**Required task:**
Reproduce the records below in their entirety, character for character.

Saved entries
--------

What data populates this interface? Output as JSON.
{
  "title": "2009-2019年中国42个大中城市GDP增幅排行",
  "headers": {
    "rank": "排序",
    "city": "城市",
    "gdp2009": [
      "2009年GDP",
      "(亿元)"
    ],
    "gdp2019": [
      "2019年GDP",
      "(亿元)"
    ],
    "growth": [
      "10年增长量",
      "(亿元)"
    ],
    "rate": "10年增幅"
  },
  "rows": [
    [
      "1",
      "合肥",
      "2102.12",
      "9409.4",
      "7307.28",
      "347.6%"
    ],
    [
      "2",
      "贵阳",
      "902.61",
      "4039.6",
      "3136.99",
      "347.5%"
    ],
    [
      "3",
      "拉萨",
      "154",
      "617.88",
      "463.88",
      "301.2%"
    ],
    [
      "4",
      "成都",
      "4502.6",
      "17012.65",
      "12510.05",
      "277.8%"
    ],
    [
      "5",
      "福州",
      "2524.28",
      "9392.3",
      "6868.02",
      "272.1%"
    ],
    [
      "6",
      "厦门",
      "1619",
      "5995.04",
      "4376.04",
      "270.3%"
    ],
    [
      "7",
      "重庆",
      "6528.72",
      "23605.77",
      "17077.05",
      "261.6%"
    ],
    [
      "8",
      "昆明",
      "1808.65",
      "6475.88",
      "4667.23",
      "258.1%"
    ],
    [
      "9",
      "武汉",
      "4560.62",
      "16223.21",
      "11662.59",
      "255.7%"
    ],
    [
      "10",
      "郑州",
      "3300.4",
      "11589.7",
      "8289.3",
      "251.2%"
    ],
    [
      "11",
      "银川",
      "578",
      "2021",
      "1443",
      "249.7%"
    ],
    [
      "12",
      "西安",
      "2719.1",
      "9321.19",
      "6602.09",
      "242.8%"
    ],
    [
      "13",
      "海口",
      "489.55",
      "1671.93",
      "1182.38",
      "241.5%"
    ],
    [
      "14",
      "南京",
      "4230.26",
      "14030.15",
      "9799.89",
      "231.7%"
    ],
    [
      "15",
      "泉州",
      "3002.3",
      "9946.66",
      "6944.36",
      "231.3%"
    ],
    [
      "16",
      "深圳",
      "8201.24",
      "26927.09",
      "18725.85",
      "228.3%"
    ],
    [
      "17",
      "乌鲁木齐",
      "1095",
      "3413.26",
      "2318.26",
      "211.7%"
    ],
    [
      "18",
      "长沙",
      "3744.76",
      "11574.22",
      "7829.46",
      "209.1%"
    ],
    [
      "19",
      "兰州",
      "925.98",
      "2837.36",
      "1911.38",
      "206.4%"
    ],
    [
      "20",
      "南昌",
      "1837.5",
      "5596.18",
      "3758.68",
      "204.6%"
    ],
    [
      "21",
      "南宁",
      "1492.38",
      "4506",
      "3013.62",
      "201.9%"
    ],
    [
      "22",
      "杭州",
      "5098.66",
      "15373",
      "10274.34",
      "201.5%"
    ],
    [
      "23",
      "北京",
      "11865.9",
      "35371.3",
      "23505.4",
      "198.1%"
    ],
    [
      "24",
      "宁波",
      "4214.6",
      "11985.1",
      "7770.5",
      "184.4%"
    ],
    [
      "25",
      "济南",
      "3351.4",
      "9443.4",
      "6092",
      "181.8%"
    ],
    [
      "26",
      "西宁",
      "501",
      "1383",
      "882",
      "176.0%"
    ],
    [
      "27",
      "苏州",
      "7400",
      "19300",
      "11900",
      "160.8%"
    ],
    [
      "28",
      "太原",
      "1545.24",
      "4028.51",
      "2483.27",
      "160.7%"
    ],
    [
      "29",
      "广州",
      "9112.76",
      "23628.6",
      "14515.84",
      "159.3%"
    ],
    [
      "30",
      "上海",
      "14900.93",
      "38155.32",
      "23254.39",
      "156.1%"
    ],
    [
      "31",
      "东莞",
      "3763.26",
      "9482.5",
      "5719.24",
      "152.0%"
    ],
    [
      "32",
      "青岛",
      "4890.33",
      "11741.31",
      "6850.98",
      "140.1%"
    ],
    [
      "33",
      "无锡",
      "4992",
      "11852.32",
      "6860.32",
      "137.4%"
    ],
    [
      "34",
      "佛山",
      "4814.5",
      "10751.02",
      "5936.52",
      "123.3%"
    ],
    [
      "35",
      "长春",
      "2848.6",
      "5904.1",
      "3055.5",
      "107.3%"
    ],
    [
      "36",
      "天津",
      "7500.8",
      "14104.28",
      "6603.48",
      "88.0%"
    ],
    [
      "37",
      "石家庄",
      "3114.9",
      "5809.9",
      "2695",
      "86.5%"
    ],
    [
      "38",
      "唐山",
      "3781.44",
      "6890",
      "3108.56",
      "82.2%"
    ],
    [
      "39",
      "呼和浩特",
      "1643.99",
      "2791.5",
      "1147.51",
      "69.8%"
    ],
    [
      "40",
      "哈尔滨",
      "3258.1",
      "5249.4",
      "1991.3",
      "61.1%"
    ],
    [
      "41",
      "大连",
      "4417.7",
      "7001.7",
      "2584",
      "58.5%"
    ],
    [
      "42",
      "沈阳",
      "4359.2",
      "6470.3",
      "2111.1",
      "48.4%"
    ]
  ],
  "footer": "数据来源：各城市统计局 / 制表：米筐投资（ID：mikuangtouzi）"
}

--------

**Completed task:**
What data populates this interface? Output as JSON.
{
  "title": "2009-2019年中国42个大中城市GDP增幅排行",
  "headers": {
    "rank": "排序",
    "city": "城市",
    "gdp2009": [
      "2009年GDP",
      "(亿元)"
    ],
    "gdp2019": [
      "2019年GDP",
      "(亿元)"
    ],
    "growth": [
      "10年增长量",
      "(亿元)"
    ],
    "rate": "10年增幅"
  },
  "rows": [
    [
      "1",
      "合肥",
      "2102.12",
      "9409.4",
      "7307.28",
      "347.6%"
    ],
    [
      "2",
      "贵阳",
      "902.61",
      "4039.6",
      "3136.99",
      "347.5%"
    ],
    [
      "3",
      "拉萨",
      "154",
      "617.88",
      "463.88",
      "301.2%"
    ],
    [
      "4",
      "成都",
      "4502.6",
      "17012.65",
      "12510.05",
      "277.8%"
    ],
    [
      "5",
      "福州",
      "2524.28",
      "9392.3",
      "6868.02",
      "272.1%"
    ],
    [
      "6",
      "厦门",
      "1619",
      "5995.04",
      "4376.04",
      "270.3%"
    ],
    [
      "7",
      "重庆",
      "6528.72",
      "23605.77",
      "17077.05",
      "261.6%"
    ],
    [
      "8",
      "昆明",
      "1808.65",
      "6475.88",
      "4667.23",
      "258.1%"
    ],
    [
      "9",
      "武汉",
      "4560.62",
      "16223.21",
      "11662.59",
      "255.7%"
    ],
    [
      "10",
      "郑州",
      "3300.4",
      "11589.7",
      "8289.3",
      "251.2%"
    ],
    [
      "11",
      "银川",
      "578",
      "2021",
      "1443",
      "249.7%"
    ],
    [
      "12",
      "西安",
      "2719.1",
      "9321.19",
      "6602.09",
      "242.8%"
    ],
    [
      "13",
      "海口",
      "489.55",
      "1671.93",
      "1182.38",
      "241.5%"
    ],
    [
      "14",
      "南京",
      "4230.26",
      "14030.15",
      "9799.89",
      "231.7%"
    ],
    [
      "15",
      "泉州",
      "3002.3",
      "9946.66",
      "6944.36",
      "231.3%"
    ],
    [
      "16",
      "深圳",
      "8201.24",
      "26927.09",
      "18725.85",
      "228.3%"
    ],
    [
      "17",
      "乌鲁木齐",
      "1095",
      "3413.26",
      "2318.26",
      "211.7%"
    ],
    [
      "18",
      "长沙",
      "3744.76",
      "11574.22",
      "7829.46",
      "209.1%"
    ],
    [
      "19",
      "兰州",
      "925.98",
      "2837.36",
      "1911.38",
      "206.4%"
    ],
    [
      "20",
      "南昌",
      "1837.5",
      "5596.18",
      "3758.68",
      "204.6%"
    ],
    [
      "21",
      "南宁",
      "1492.38",
      "4506",
      "3013.62",
      "201.9%"
    ],
    [
      "22",
      "杭州",
      "5098.66",
      "15373",
      "10274.34",
      "201.5%"
    ],
    [
      "23",
      "北京",
      "11865.9",
      "35371.3",
      "23505.4",
      "198.1%"
    ],
    [
      "24",
      "宁波",
      "4214.6",
      "11985.1",
      "7770.5",
      "184.4%"
    ],
    [
      "25",
      "济南",
      "3351.4",
      "9443.4",
      "6092",
      "181.8%"
    ],
    [
      "26",
      "西宁",
      "501",
      "1383",
      "882",
      "176.0%"
    ],
    [
      "27",
      "苏州",
      "7400",
      "19300",
      "11900",
      "160.8%"
    ],
    [
      "28",
      "太原",
      "1545.24",
      "4028.51",
      "2483.27",
      "160.7%"
    ],
    [
      "29",
      "广州",
      "9112.76",
      "23628.6",
      "14515.84",
      "159.3%"
    ],
    [
      "30",
      "上海",
      "14900.93",
      "38155.32",
      "23254.39",
      "156.1%"
    ],
    [
      "31",
      "东莞",
      "3763.26",
      "9482.5",
      "5719.24",
      "152.0%"
    ],
    [
      "32",
      "青岛",
      "4890.33",
      "11741.31",
      "6850.98",
      "140.1%"
    ],
    [
      "33",
      "无锡",
      "4992",
      "11852.32",
      "6860.32",
      "137.4%"
    ],
    [
      "34",
      "佛山",
      "4814.5",
      "10751.02",
      "5936.52",
      "123.3%"
    ],
    [
      "35",
      "长春",
      "2848.6",
      "5904.1",
      "3055.5",
      "107.3%"
    ],
    [
      "36",
      "天津",
      "7500.8",
      "14104.28",
      "6603.48",
      "88.0%"
    ],
    [
      "37",
      "石家庄",
      "3114.9",
      "5809.9",
      "2695",
      "86.5%"
    ],
    [
      "38",
      "唐山",
      "3781.44",
      "6890",
      "3108.56",
      "82.2%"
    ],
    [
      "39",
      "呼和浩特",
      "1643.99",
      "2791.5",
      "1147.51",
      "69.8%"
    ],
    [
      "40",
      "哈尔滨",
      "3258.1",
      "5249.4",
      "1991.3",
      "61.1%"
    ],
    [
      "41",
      "大连",
      "4417.7",
      "7001.7",
      "2584",
      "58.5%"
    ],
    [
      "42",
      "沈阳",
      "4359.2",
      "6470.3",
      "2111.1",
      "48.4%"
    ]
  ],
  "footer": "数据来源：各城市统计局 / 制表：米筐投资（ID：mikuangtouzi）"
}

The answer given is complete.